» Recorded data
####################
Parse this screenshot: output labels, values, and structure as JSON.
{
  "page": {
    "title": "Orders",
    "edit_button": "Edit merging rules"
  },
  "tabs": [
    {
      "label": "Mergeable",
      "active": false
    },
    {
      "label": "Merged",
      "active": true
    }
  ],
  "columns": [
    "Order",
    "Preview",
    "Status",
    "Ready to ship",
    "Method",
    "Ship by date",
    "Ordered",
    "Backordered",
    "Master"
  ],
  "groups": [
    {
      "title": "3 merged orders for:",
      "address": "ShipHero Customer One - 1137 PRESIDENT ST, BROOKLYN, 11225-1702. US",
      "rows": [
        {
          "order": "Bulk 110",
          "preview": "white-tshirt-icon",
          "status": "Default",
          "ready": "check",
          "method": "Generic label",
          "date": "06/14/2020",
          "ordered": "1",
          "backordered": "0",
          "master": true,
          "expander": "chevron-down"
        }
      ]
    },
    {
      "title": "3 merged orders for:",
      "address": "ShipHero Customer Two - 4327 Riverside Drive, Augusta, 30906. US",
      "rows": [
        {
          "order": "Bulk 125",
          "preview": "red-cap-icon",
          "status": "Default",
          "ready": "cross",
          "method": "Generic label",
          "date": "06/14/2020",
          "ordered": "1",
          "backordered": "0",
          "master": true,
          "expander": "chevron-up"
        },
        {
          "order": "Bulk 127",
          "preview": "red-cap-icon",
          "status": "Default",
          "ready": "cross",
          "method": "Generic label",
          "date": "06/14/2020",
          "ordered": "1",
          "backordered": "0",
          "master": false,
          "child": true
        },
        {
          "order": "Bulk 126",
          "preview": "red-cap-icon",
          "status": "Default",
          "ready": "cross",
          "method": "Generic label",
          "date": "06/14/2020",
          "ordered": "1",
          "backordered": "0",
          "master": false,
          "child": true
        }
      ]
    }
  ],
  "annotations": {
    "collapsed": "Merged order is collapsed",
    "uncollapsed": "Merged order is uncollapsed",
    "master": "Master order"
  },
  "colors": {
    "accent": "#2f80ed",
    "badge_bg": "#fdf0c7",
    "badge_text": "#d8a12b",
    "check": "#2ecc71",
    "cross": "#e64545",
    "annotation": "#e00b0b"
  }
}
####################
» INSTRUCTIONS TO FOLLOW
Collect the lines that hold "ShipHero".

» SOLVED PROBLEM
      "address": "ShipHero Customer One - 1137 PRESIDENT ST, BROOKLYN, 11225-1702. US",
      "address": "ShipHero Customer Two - 4327 Riverside Drive, Augusta, 30906. US",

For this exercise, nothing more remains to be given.